** Begin Provided material **
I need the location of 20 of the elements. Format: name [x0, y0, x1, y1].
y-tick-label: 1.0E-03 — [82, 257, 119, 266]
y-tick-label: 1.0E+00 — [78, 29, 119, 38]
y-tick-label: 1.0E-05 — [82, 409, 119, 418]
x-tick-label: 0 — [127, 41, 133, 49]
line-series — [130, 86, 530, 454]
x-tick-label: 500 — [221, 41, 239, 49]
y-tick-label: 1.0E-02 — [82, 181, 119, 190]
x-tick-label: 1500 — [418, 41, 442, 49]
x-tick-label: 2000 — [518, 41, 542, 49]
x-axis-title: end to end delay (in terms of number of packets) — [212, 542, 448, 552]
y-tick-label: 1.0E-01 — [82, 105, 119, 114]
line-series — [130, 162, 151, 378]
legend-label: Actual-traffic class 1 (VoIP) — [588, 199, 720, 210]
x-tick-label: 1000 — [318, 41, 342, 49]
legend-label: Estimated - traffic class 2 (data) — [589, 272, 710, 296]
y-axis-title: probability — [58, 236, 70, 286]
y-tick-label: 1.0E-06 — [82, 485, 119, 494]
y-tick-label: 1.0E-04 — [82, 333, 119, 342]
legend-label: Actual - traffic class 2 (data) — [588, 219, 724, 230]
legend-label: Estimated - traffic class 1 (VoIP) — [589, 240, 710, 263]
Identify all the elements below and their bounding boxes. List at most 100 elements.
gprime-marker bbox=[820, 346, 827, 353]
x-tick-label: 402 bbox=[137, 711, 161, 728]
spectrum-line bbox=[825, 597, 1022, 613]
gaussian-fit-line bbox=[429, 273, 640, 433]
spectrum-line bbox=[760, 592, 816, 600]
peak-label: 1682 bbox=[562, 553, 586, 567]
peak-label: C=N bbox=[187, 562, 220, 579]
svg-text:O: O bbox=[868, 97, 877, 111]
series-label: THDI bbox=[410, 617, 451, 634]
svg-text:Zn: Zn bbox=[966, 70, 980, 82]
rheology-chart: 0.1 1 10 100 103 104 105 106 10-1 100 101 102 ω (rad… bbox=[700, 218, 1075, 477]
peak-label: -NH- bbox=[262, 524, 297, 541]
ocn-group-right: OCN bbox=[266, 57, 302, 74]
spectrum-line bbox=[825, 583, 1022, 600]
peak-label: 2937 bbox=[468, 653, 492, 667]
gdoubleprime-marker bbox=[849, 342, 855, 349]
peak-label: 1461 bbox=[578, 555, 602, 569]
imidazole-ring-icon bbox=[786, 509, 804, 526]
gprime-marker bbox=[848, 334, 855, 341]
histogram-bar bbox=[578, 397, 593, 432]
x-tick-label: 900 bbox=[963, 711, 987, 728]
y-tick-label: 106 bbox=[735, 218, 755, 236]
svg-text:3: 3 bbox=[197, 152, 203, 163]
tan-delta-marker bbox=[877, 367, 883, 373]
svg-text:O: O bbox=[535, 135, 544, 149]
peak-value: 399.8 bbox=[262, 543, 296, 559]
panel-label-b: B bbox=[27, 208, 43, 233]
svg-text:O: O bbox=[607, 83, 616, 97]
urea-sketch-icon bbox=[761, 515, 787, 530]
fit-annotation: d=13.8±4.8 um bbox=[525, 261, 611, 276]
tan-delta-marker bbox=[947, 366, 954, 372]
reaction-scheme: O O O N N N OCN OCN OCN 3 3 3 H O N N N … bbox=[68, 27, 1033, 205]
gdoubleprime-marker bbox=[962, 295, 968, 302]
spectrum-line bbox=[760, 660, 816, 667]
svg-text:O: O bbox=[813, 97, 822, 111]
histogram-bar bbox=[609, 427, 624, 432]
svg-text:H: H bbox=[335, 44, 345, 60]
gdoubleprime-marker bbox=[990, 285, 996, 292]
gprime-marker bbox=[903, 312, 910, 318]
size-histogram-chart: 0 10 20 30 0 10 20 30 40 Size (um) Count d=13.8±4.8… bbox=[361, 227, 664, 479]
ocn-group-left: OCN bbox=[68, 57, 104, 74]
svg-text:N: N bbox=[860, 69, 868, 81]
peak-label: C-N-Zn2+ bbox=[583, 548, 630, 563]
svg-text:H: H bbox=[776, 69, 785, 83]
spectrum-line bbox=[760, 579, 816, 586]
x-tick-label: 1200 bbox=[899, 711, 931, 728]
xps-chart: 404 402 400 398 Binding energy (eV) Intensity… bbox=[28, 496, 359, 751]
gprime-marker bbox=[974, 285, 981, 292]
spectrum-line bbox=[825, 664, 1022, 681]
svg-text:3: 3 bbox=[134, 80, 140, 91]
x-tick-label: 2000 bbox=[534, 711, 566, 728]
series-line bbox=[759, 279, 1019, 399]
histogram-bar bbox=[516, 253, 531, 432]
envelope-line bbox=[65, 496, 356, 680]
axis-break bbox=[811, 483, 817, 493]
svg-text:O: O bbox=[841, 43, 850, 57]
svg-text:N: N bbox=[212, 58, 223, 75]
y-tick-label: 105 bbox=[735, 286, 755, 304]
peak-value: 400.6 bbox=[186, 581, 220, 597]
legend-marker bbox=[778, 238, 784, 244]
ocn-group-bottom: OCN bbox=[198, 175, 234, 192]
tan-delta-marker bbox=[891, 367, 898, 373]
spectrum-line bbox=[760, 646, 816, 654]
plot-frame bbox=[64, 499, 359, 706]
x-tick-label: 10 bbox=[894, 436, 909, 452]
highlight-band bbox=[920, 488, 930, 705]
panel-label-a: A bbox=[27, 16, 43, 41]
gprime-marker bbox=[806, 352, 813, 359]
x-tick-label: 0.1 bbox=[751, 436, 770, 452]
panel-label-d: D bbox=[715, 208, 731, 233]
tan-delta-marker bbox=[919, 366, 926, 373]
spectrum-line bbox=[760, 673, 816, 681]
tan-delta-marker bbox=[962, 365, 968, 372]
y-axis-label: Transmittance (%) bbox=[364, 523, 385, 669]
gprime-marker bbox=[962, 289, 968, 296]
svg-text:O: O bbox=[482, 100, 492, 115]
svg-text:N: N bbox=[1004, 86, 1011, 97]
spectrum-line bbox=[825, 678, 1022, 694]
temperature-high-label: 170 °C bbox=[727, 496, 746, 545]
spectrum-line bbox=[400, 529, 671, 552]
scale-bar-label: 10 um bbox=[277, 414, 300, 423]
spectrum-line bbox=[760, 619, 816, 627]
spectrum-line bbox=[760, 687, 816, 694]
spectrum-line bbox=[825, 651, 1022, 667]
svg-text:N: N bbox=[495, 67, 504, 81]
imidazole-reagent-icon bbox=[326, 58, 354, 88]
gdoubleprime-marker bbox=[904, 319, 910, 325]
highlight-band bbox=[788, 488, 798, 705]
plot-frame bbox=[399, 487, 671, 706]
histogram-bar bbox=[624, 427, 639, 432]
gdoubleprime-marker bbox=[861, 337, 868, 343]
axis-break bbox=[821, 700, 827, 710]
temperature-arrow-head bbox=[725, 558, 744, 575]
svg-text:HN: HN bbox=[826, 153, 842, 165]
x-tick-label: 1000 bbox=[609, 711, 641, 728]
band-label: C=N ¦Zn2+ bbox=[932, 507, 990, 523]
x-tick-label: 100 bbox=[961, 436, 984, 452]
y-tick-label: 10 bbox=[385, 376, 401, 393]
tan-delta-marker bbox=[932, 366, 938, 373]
** End Provided material **
**Directive**:
Return all of the records above, reproducing each line without any change.

**The output**:
I need the location of 20 of the elements. Format: name [x0, y0, x1, y1].
y-tick-label: 1.0E-03 — [82, 257, 119, 266]
y-tick-label: 1.0E+00 — [78, 29, 119, 38]
y-tick-label: 1.0E-05 — [82, 409, 119, 418]
x-tick-label: 0 — [127, 41, 133, 49]
line-series — [130, 86, 530, 454]
x-tick-label: 500 — [221, 41, 239, 49]
y-tick-label: 1.0E-02 — [82, 181, 119, 190]
x-tick-label: 1500 — [418, 41, 442, 49]
x-tick-label: 2000 — [518, 41, 542, 49]
x-axis-title: end to end delay (in terms of number of packets) — [212, 542, 448, 552]
y-tick-label: 1.0E-01 — [82, 105, 119, 114]
line-series — [130, 162, 151, 378]
legend-label: Actual-traffic class 1 (VoIP) — [588, 199, 720, 210]
x-tick-label: 1000 — [318, 41, 342, 49]
legend-label: Estimated - traffic class 2 (data) — [589, 272, 710, 296]
y-axis-title: probability — [58, 236, 70, 286]
y-tick-label: 1.0E-06 — [82, 485, 119, 494]
y-tick-label: 1.0E-04 — [82, 333, 119, 342]
legend-label: Actual - traffic class 2 (data) — [588, 219, 724, 230]
legend-label: Estimated - traffic class 1 (VoIP) — [589, 240, 710, 263]
Identify all the elements below and their bounding boxes. List at most 100 elements.
gprime-marker bbox=[820, 346, 827, 353]
x-tick-label: 402 bbox=[137, 711, 161, 728]
spectrum-line bbox=[825, 597, 1022, 613]
gaussian-fit-line bbox=[429, 273, 640, 433]
spectrum-line bbox=[760, 592, 816, 600]
peak-label: 1682 bbox=[562, 553, 586, 567]
peak-label: C=N bbox=[187, 562, 220, 579]
svg-text:O: O bbox=[868, 97, 877, 111]
series-label: THDI bbox=[410, 617, 451, 634]
svg-text:Zn: Zn bbox=[966, 70, 980, 82]
rheology-chart: 0.1 1 10 100 103 104 105 106 10-1 100 101 102 ω (rad… bbox=[700, 218, 1075, 477]
peak-label: -NH- bbox=[262, 524, 297, 541]
ocn-group-right: OCN bbox=[266, 57, 302, 74]
spectrum-line bbox=[825, 583, 1022, 600]
peak-label: 2937 bbox=[468, 653, 492, 667]
gdoubleprime-marker bbox=[849, 342, 855, 349]
peak-label: 1461 bbox=[578, 555, 602, 569]
imidazole-ring-icon bbox=[786, 509, 804, 526]
gprime-marker bbox=[848, 334, 855, 341]
histogram-bar bbox=[578, 397, 593, 432]
x-tick-label: 900 bbox=[963, 711, 987, 728]
y-tick-label: 106 bbox=[735, 218, 755, 236]
svg-text:3: 3 bbox=[197, 152, 203, 163]
tan-delta-marker bbox=[877, 367, 883, 373]
svg-text:O: O bbox=[535, 135, 544, 149]
peak-value: 399.8 bbox=[262, 543, 296, 559]
panel-label-b: B bbox=[27, 208, 43, 233]
svg-text:O: O bbox=[607, 83, 616, 97]
urea-sketch-icon bbox=[761, 515, 787, 530]
fit-annotation: d=13.8±4.8 um bbox=[525, 261, 611, 276]
tan-delta-marker bbox=[947, 366, 954, 372]
reaction-scheme: O O O N N N OCN OCN OCN 3 3 3 H O N N N … bbox=[68, 27, 1033, 205]
gdoubleprime-marker bbox=[962, 295, 968, 302]
spectrum-line bbox=[760, 660, 816, 667]
svg-text:O: O bbox=[813, 97, 822, 111]
histogram-bar bbox=[609, 427, 624, 432]
svg-text:H: H bbox=[335, 44, 345, 60]
gdoubleprime-marker bbox=[990, 285, 996, 292]
gprime-marker bbox=[903, 312, 910, 318]
size-histogram-chart: 0 10 20 30 0 10 20 30 40 Size (um) Count d=13.8±4.8… bbox=[361, 227, 664, 479]
ocn-group-left: OCN bbox=[68, 57, 104, 74]
svg-text:N: N bbox=[860, 69, 868, 81]
peak-label: C-N-Zn2+ bbox=[583, 548, 630, 563]
svg-text:H: H bbox=[776, 69, 785, 83]
spectrum-line bbox=[760, 579, 816, 586]
x-tick-label: 1200 bbox=[899, 711, 931, 728]
xps-chart: 404 402 400 398 Binding energy (eV) Intensity… bbox=[28, 496, 359, 751]
gprime-marker bbox=[974, 285, 981, 292]
spectrum-line bbox=[825, 664, 1022, 681]
svg-text:3: 3 bbox=[134, 80, 140, 91]
x-tick-label: 2000 bbox=[534, 711, 566, 728]
series-line bbox=[759, 279, 1019, 399]
histogram-bar bbox=[516, 253, 531, 432]
envelope-line bbox=[65, 496, 356, 680]
axis-break bbox=[811, 483, 817, 493]
svg-text:O: O bbox=[841, 43, 850, 57]
svg-text:N: N bbox=[212, 58, 223, 75]
y-tick-label: 105 bbox=[735, 286, 755, 304]
peak-value: 400.6 bbox=[186, 581, 220, 597]
legend-marker bbox=[778, 238, 784, 244]
ocn-group-bottom: OCN bbox=[198, 175, 234, 192]
tan-delta-marker bbox=[891, 367, 898, 373]
spectrum-line bbox=[760, 646, 816, 654]
plot-frame bbox=[64, 499, 359, 706]
x-tick-label: 10 bbox=[894, 436, 909, 452]
highlight-band bbox=[920, 488, 930, 705]
panel-label-a: A bbox=[27, 16, 43, 41]
gprime-marker bbox=[806, 352, 813, 359]
x-tick-label: 0.1 bbox=[751, 436, 770, 452]
panel-label-d: D bbox=[715, 208, 731, 233]
tan-delta-marker bbox=[919, 366, 926, 373]
spectrum-line bbox=[760, 673, 816, 681]
tan-delta-marker bbox=[962, 365, 968, 372]
y-axis-label: Transmittance (%) bbox=[364, 523, 385, 669]
gprime-marker bbox=[962, 289, 968, 296]
svg-text:O: O bbox=[482, 100, 492, 115]
svg-text:N: N bbox=[1004, 86, 1011, 97]
spectrum-line bbox=[825, 678, 1022, 694]
temperature-high-label: 170 °C bbox=[727, 496, 746, 545]
spectrum-line bbox=[400, 529, 671, 552]
scale-bar-label: 10 um bbox=[277, 414, 300, 423]
spectrum-line bbox=[760, 619, 816, 627]
spectrum-line bbox=[760, 687, 816, 694]
spectrum-line bbox=[825, 651, 1022, 667]
svg-text:N: N bbox=[495, 67, 504, 81]
imidazole-reagent-icon bbox=[326, 58, 354, 88]
gdoubleprime-marker bbox=[904, 319, 910, 325]
highlight-band bbox=[788, 488, 798, 705]
plot-frame bbox=[399, 487, 671, 706]
histogram-bar bbox=[624, 427, 639, 432]
gdoubleprime-marker bbox=[861, 337, 868, 343]
axis-break bbox=[821, 700, 827, 710]
temperature-arrow-head bbox=[725, 558, 744, 575]
svg-text:HN: HN bbox=[826, 153, 842, 165]
x-tick-label: 1000 bbox=[609, 711, 641, 728]
band-label: C=N ¦Zn2+ bbox=[932, 507, 990, 523]
x-tick-label: 100 bbox=[961, 436, 984, 452]
y-tick-label: 10 bbox=[385, 376, 401, 393]
tan-delta-marker bbox=[932, 366, 938, 373]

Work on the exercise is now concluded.